Dataset items

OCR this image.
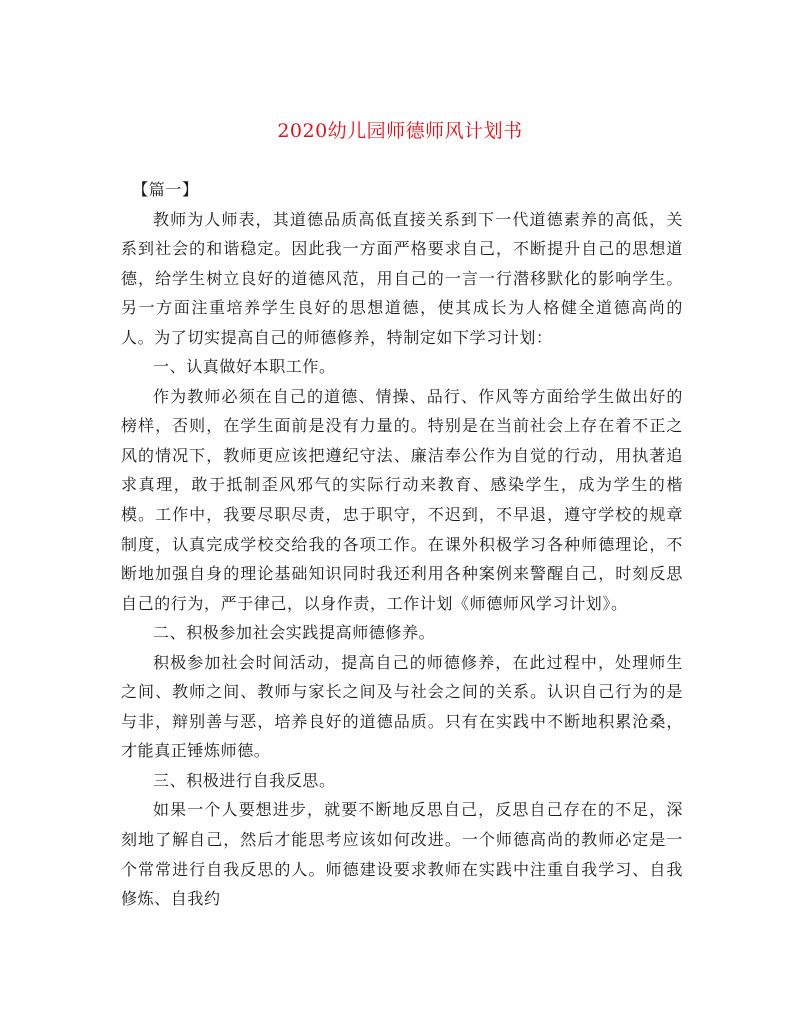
2020幼儿园师德师风计划书

【篇一】

教师为人师表，其道德品质高低直接关系到下一代道德素养的高低，关系到社会的和谐稳定。因此我一方面严格要求自己，不断提升自己的思想道德，给学生树立良好的道德风范，用自己的一言一行潜移默化的影响学生。另一方面注重培养学生良好的思想道德，使其成长为人格健全道德高尚的人。为了切实提高自己的师德修养，特制定如下学习计划：

一、认真做好本职工作。

作为教师必须在自己的道德、情操、品行、作风等方面给学生做出好的榜样，否则，在学生面前是没有力量的。特别是在当前社会上存在着不正之风的情况下，教师更应该把遵纪守法、廉洁奉公作为自觉的行动，用执著追求真理，敢于抵制歪风邪气的实际行动来教育、感染学生，成为学生的楷模。工作中，我要尽职尽责，忠于职守，不迟到，不早退，遵守学校的规章制度，认真完成学校交给我的各项工作。在课外积极学习各种师德理论，不断地加强自身的理论基础知识同时我还利用各种案例来警醒自己，时刻反思自己的行为，严于律己，以身作责，工作计划《师德师风学习计划》。

二、积极参加社会实践提高师德修养。

积极参加社会时间活动，提高自己的师德修养，在此过程中，处理师生之间、教师之间、教师与家长之间及与社会之间的关系。认识自己行为的是与非，辩别善与恶，培养良好的道德品质。只有在实践中不断地积累沧桑，才能真正锤炼师德。

三、积极进行自我反思。

如果一个人要想进步，就要不断地反思自己，反思自己存在的不足，深刻地了解自己，然后才能思考应该如何改进。一个师德高尚的教师必定是一个常常进行自我反思的人。师德建设要求教师在实践中注重自我学习、自我修炼、自我约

■ **Exercise details**: All the records need to be repeated exactly, with the images dropped.

■ **Exercise response**:
OCR this image.
2020幼儿园师德师风计划书

【篇一】

教师为人师表，其道德品质高低直接关系到下一代道德素养的高低，关系到社会的和谐稳定。因此我一方面严格要求自己，不断提升自己的思想道德，给学生树立良好的道德风范，用自己的一言一行潜移默化的影响学生。另一方面注重培养学生良好的思想道德，使其成长为人格健全道德高尚的人。为了切实提高自己的师德修养，特制定如下学习计划：

一、认真做好本职工作。

作为教师必须在自己的道德、情操、品行、作风等方面给学生做出好的榜样，否则，在学生面前是没有力量的。特别是在当前社会上存在着不正之风的情况下，教师更应该把遵纪守法、廉洁奉公作为自觉的行动，用执著追求真理，敢于抵制歪风邪气的实际行动来教育、感染学生，成为学生的楷模。工作中，我要尽职尽责，忠于职守，不迟到，不早退，遵守学校的规章制度，认真完成学校交给我的各项工作。在课外积极学习各种师德理论，不断地加强自身的理论基础知识同时我还利用各种案例来警醒自己，时刻反思自己的行为，严于律己，以身作责，工作计划《师德师风学习计划》。

二、积极参加社会实践提高师德修养。

积极参加社会时间活动，提高自己的师德修养，在此过程中，处理师生之间、教师之间、教师与家长之间及与社会之间的关系。认识自己行为的是与非，辩别善与恶，培养良好的道德品质。只有在实践中不断地积累沧桑，才能真正锤炼师德。

三、积极进行自我反思。

如果一个人要想进步，就要不断地反思自己，反思自己存在的不足，深刻地了解自己，然后才能思考应该如何改进。一个师德高尚的教师必定是一个常常进行自我反思的人。师德建设要求教师在实践中注重自我学习、自我修炼、自我约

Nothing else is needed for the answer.